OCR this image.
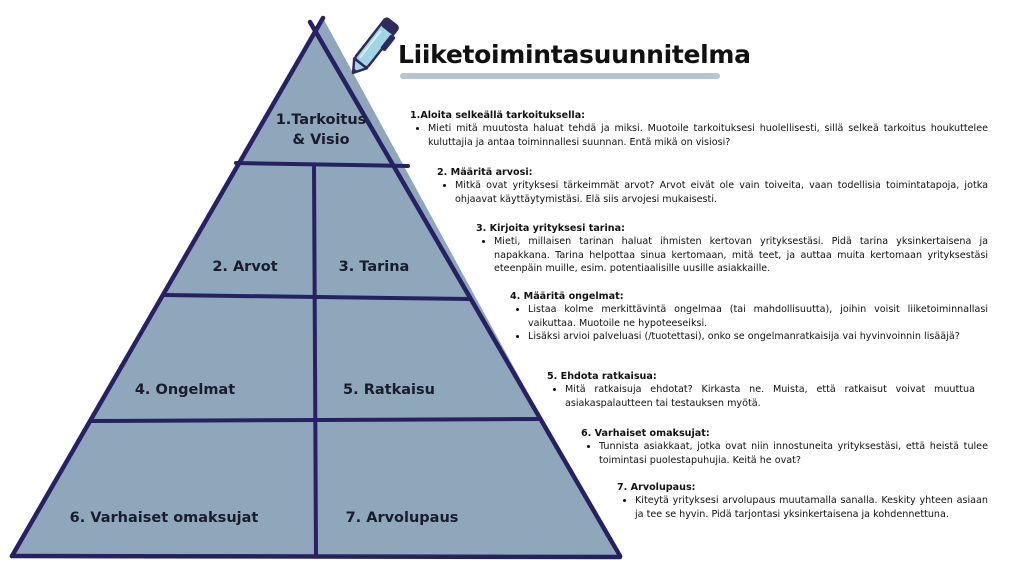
1.Tarkoitus
& Visio
2. Arvot	3. Tarina
4. Ongelmat	5. Ratkaisu
6. Varhaiset omaksujat	7. Arvolupaus
Liiketoimintasuunnitelma
1.Aloita selkeällä tarkoituksella:
• Mieti mitä muutosta haluat tehdä ja miksi. Muotoile tarkoituksesi huolellisesti, sillä selkeä tarkoitus houkuttelee kuluttajia ja antaa toiminnallesi suunnan. Entä mikä on visiosi?
2. Määritä arvosi:
• Mitkä ovat yrityksesi tärkeimmät arvot? Arvot eivät ole vain toiveita, vaan todellisia toimintatapoja, jotka ohjaavat käyttäytymistäsi. Elä siis arvojesi mukaisesti.
3. Kirjoita yrityksesi tarina:
• Mieti, millaisen tarinan haluat ihmisten kertovan yrityksestäsi. Pidä tarina yksinkertaisena ja napakkana. Tarina helpottaa sinua kertomaan, mitä teet, ja auttaa muita kertomaan yrityksestäsi eteenpäin muille, esim. potentiaalisille uusille asiakkaille.
4. Määritä ongelmat:
• Listaa kolme merkittävintä ongelmaa (tai mahdollisuutta), joihin voisit liiketoiminnallasi vaikuttaa. Muotoile ne hypoteeseiksi.
• Lisäksi arvioi palveluasi (/tuotettasi), onko se ongelmanratkaisija vai hyvinvoinnin lisääjä?
5. Ehdota ratkaisua:
• Mitä ratkaisuja ehdotat? Kirkasta ne. Muista, että ratkaisut voivat muuttua asiakaspalautteen tai testauksen myötä.
6. Varhaiset omaksujat:
• Tunnista asiakkaat, jotka ovat niin innostuneita yrityksestäsi, että heistä tulee toimintasi puolestapuhujia. Keitä he ovat?
7. Arvolupaus:
• Kiteytä yrityksesi arvolupaus muutamalla sanalla. Keskity yhteen asiaan ja tee se hyvin. Pidä tarjontasi yksinkertaisena ja kohdennettuna.
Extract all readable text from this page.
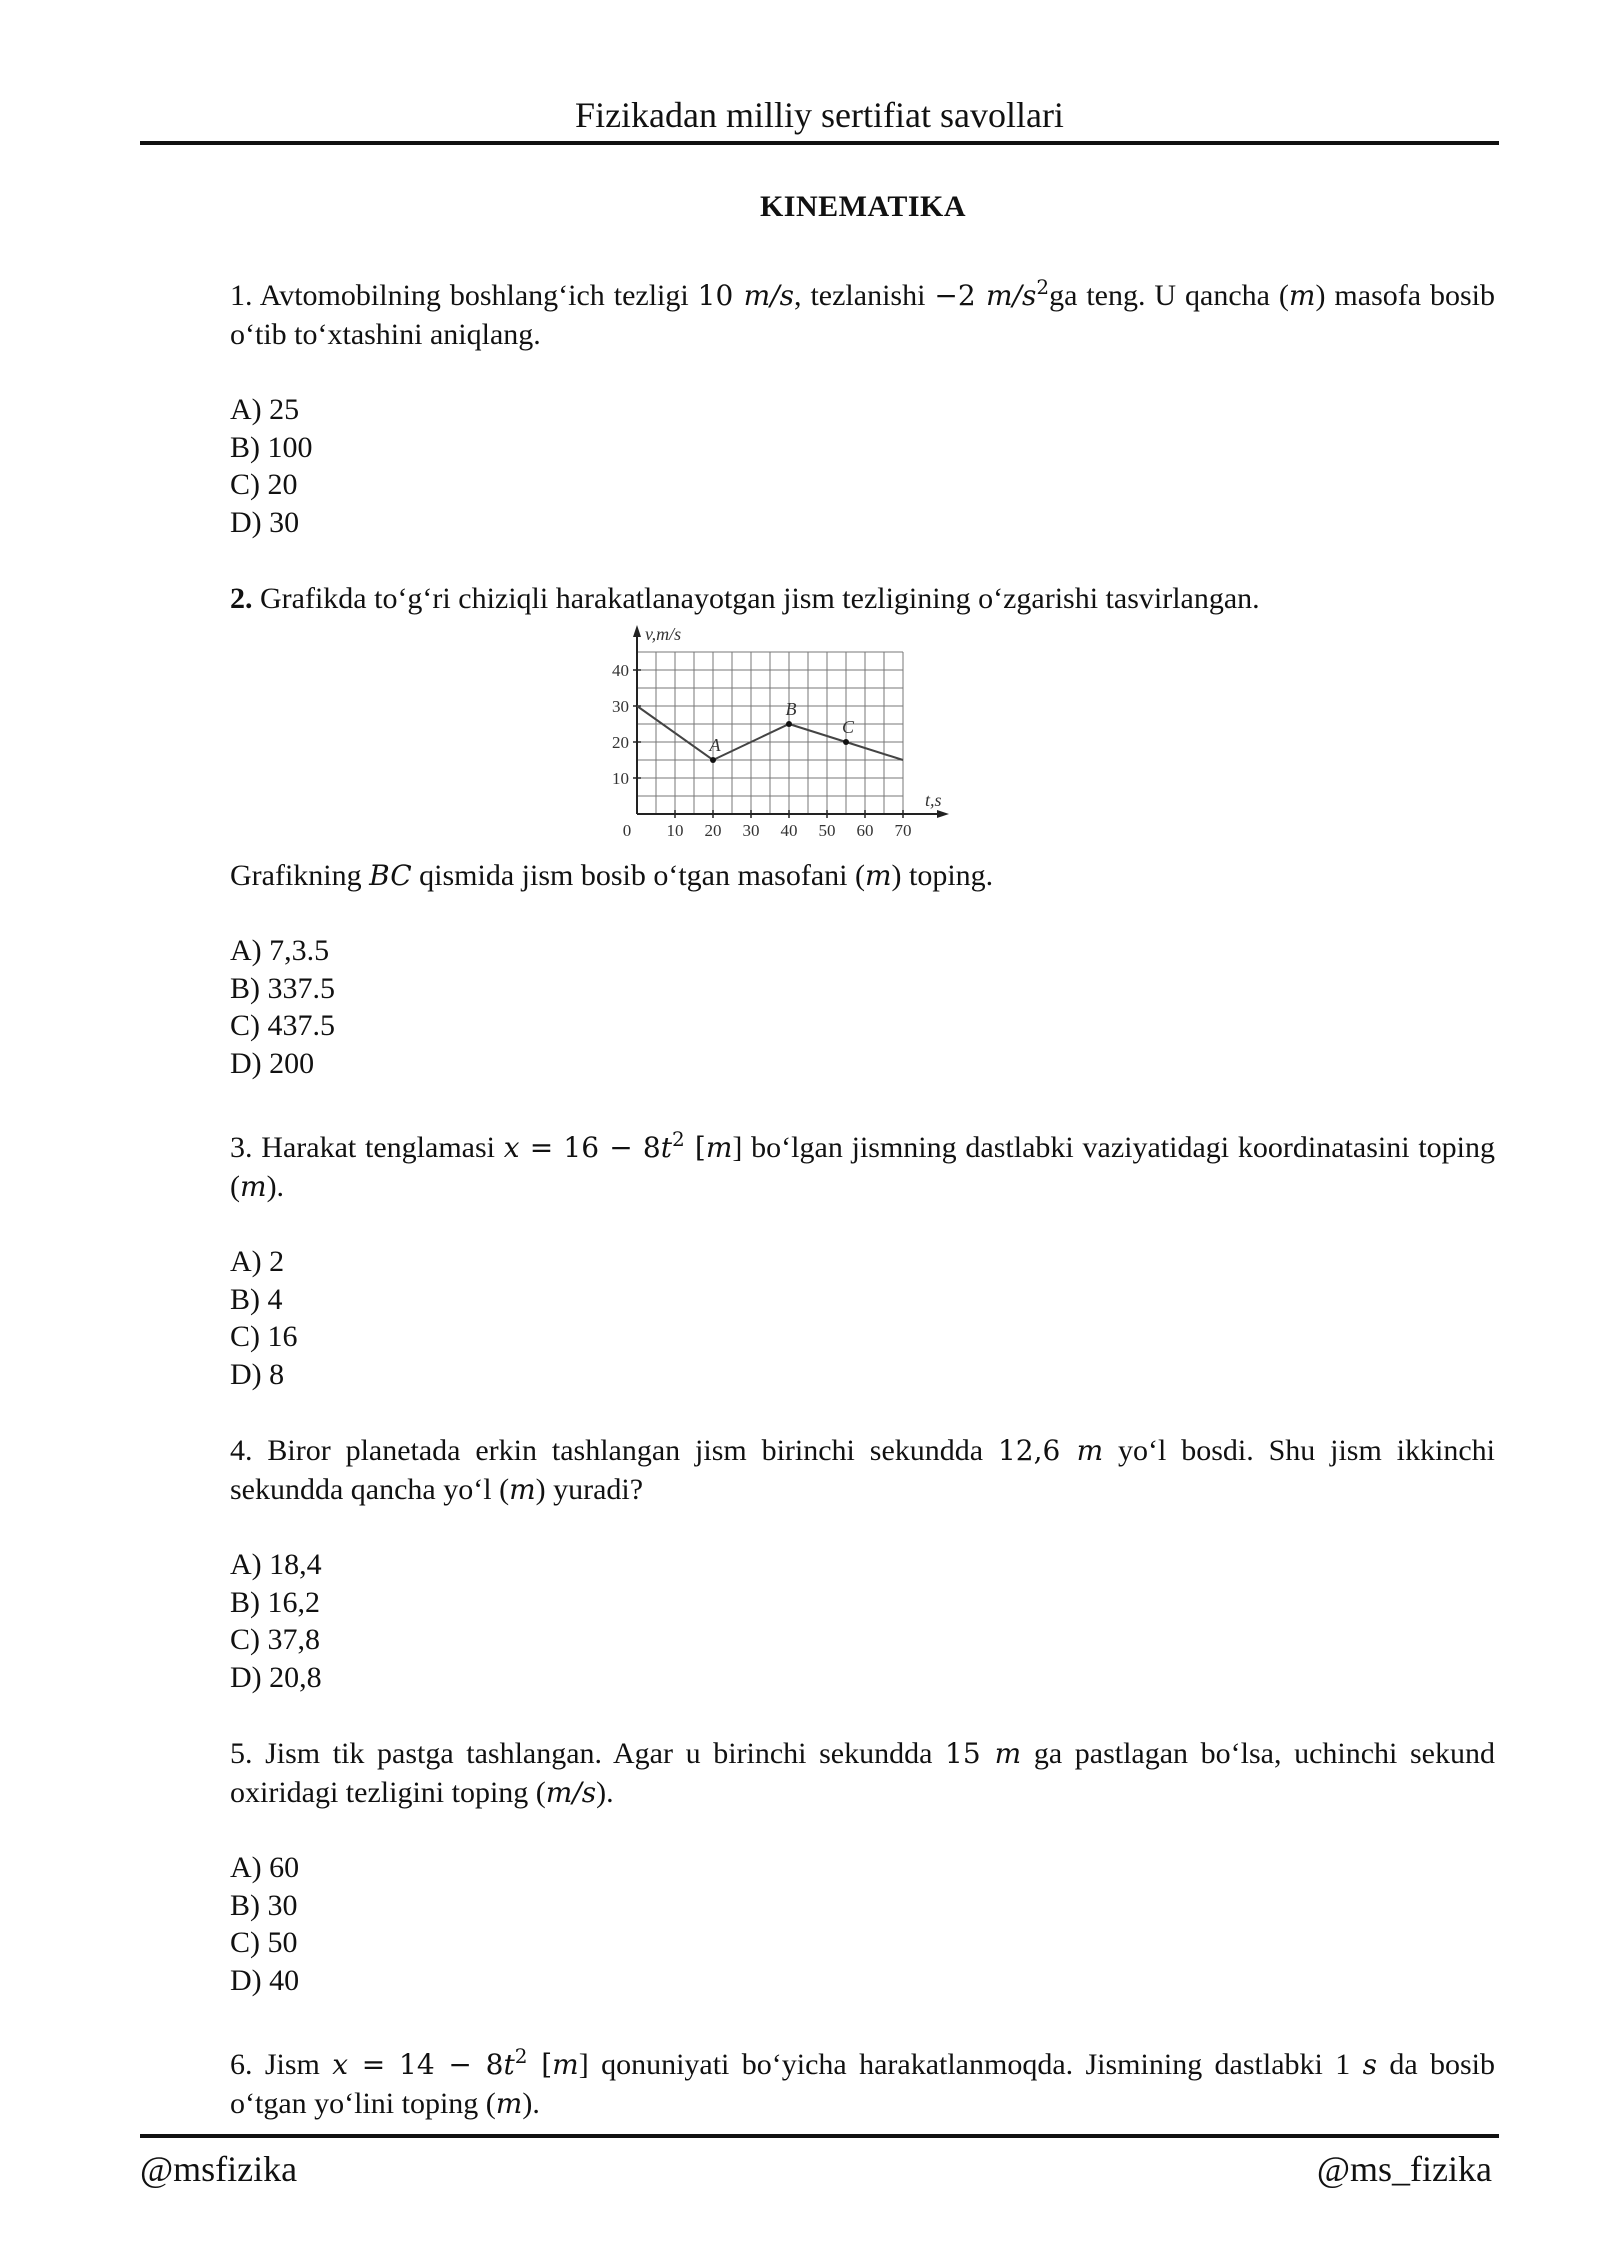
Fizikadan milliy sertifiat savollari
KINEMATIKA

1. Avtomobilning boshlang‘ich tezligi 10 m/s, tezlanishi −2 $m/s^2ga$ teng. U qancha (m) masofa bosib o‘tib to‘xtashini aniqlang.

A) 25
B) 100
C) 20
D) 30

2. Grafikda to‘g‘ri chiziqli harakatlanayotgan jism tezligining o‘zgarishi tasvirlangan.

0 10 20 30 40 50 60 70
10
20
30
40
v,m/s
t,s
A
B
C

Grafikning BC qismida jism bosib o‘tgan masofani (m) toping.

A) 7,3.5
B) 337.5
C) 437.5
D) 200

3. Harakat tenglamasi $x = 16 - 8t^2$ [m] bo‘lgan jismning dastlabki vaziyatidagi koordinatasini toping (m).

A) 2
B) 4
C) 16
D) 8

4. Biror planetada erkin tashlangan jism birinchi sekundda 12,6 m yo‘l bosdi. Shu jism ikkinchi sekundda qancha yo‘l (m) yuradi?

A) 18,4
B) 16,2
C) 37,8
D) 20,8

5. Jism tik pastga tashlangan. Agar u birinchi sekundda 15 m ga pastlagan bo‘lsa, uchinchi sekund oxiridagi tezligini toping (m/s).

A) 60
B) 30
C) 50
D) 40

6. Jism $x = 14 - 8t^2$ [m] qonuniyati bo‘yicha harakatlanmoqda. Jismining dastlabki 1 s da bosib o‘tgan yo‘lini toping (m).

@msfizika	@ms_fizika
::::::::
Using the listing above, work out how many of its lines include "Varhaiset", and give only the result.

EXERCISE OUTPUT
2